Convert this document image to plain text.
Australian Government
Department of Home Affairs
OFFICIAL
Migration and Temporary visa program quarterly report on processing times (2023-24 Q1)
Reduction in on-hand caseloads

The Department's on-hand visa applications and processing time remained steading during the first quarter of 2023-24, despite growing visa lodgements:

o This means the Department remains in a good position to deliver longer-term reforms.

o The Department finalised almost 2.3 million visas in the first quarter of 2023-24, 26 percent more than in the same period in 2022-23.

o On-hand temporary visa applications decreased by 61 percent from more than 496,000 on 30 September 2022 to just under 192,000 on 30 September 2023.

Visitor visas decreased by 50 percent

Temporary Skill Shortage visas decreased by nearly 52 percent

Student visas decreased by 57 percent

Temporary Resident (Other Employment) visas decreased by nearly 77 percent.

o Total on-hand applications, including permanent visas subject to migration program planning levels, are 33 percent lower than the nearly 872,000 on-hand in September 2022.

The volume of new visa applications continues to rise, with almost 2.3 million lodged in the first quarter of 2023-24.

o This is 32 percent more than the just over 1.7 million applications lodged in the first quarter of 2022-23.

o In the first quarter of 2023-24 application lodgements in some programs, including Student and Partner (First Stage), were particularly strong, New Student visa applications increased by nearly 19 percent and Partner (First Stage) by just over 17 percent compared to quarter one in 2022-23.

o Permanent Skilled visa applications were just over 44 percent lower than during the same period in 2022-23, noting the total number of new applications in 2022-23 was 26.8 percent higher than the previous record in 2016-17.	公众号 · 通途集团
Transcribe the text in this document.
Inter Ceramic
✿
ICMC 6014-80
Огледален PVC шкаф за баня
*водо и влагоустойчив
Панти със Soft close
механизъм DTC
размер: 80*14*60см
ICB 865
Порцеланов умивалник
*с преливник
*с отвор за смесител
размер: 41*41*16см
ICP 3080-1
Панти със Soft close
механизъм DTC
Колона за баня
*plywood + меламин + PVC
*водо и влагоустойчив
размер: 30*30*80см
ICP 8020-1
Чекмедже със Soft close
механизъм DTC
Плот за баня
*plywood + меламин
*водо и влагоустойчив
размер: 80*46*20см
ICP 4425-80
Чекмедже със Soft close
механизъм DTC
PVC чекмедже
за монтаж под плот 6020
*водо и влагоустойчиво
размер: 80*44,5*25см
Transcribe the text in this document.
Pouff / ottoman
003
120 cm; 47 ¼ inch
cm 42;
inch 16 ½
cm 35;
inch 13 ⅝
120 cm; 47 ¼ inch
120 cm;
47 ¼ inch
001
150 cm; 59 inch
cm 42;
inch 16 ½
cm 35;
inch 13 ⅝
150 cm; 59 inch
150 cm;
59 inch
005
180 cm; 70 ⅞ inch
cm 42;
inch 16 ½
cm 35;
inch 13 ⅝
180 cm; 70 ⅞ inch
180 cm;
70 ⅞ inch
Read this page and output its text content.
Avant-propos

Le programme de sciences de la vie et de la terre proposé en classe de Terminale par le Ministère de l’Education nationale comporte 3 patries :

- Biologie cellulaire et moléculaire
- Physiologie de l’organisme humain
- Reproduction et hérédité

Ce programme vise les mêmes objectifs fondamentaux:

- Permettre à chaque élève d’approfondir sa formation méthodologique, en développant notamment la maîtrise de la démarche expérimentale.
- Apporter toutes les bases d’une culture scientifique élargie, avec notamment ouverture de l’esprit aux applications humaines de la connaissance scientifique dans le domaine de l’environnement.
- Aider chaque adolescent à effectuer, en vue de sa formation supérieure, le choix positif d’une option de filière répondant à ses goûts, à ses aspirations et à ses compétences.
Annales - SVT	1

**Goal:** Each record above should be restated word for word.

**Solution:**
Convert this document image to plain text.
Australian Government
Department of Home Affairs
OFFICIAL
Migration and Temporary visa program quarterly report on processing times (2023-24 Q1)
Reduction in on-hand caseloads

The Department's on-hand visa applications and processing time remained steading during the first quarter of 2023-24, despite growing visa lodgements:

o This means the Department remains in a good position to deliver longer-term reforms.

o The Department finalised almost 2.3 million visas in the first quarter of 2023-24, 26 percent more than in the same period in 2022-23.

o On-hand temporary visa applications decreased by 61 percent from more than 496,000 on 30 September 2022 to just under 192,000 on 30 September 2023.

Visitor visas decreased by 50 percent

Temporary Skill Shortage visas decreased by nearly 52 percent

Student visas decreased by 57 percent

Temporary Resident (Other Employment) visas decreased by nearly 77 percent.

o Total on-hand applications, including permanent visas subject to migration program planning levels, are 33 percent lower than the nearly 872,000 on-hand in September 2022.

The volume of new visa applications continues to rise, with almost 2.3 million lodged in the first quarter of 2023-24.

o This is 32 percent more than the just over 1.7 million applications lodged in the first quarter of 2022-23.

o In the first quarter of 2023-24 application lodgements in some programs, including Student and Partner (First Stage), were particularly strong, New Student visa applications increased by nearly 19 percent and Partner (First Stage) by just over 17 percent compared to quarter one in 2022-23.

o Permanent Skilled visa applications were just over 44 percent lower than during the same period in 2022-23, noting the total number of new applications in 2022-23 was 26.8 percent higher than the previous record in 2016-17.	公众号 · 通途集团
Transcribe the text in this document.
Inter Ceramic
✿
ICMC 6014-80
Огледален PVC шкаф за баня
*водо и влагоустойчив
Панти със Soft close
механизъм DTC
размер: 80*14*60см
ICB 865
Порцеланов умивалник
*с преливник
*с отвор за смесител
размер: 41*41*16см
ICP 3080-1
Панти със Soft close
механизъм DTC
Колона за баня
*plywood + меламин + PVC
*водо и влагоустойчив
размер: 30*30*80см
ICP 8020-1
Чекмедже със Soft close
механизъм DTC
Плот за баня
*plywood + меламин
*водо и влагоустойчив
размер: 80*46*20см
ICP 4425-80
Чекмедже със Soft close
механизъм DTC
PVC чекмедже
за монтаж под плот 6020
*водо и влагоустойчиво
размер: 80*44,5*25см
Transcribe the text in this document.
Pouff / ottoman
003
120 cm; 47 ¼ inch
cm 42;
inch 16 ½
cm 35;
inch 13 ⅝
120 cm; 47 ¼ inch
120 cm;
47 ¼ inch
001
150 cm; 59 inch
cm 42;
inch 16 ½
cm 35;
inch 13 ⅝
150 cm; 59 inch
150 cm;
59 inch
005
180 cm; 70 ⅞ inch
cm 42;
inch 16 ½
cm 35;
inch 13 ⅝
180 cm; 70 ⅞ inch
180 cm;
70 ⅞ inch
Read this page and output its text content.
Avant-propos

Le programme de sciences de la vie et de la terre proposé en classe de Terminale par le Ministère de l’Education nationale comporte 3 patries :

- Biologie cellulaire et moléculaire
- Physiologie de l’organisme humain
- Reproduction et hérédité

Ce programme vise les mêmes objectifs fondamentaux:

- Permettre à chaque élève d’approfondir sa formation méthodologique, en développant notamment la maîtrise de la démarche expérimentale.
- Apporter toutes les bases d’une culture scientifique élargie, avec notamment ouverture de l’esprit aux applications humaines de la connaissance scientifique dans le domaine de l’environnement.
- Aider chaque adolescent à effectuer, en vue de sa formation supérieure, le choix positif d’une option de filière répondant à ses goûts, à ses aspirations et à ses compétences.
Annales - SVT	1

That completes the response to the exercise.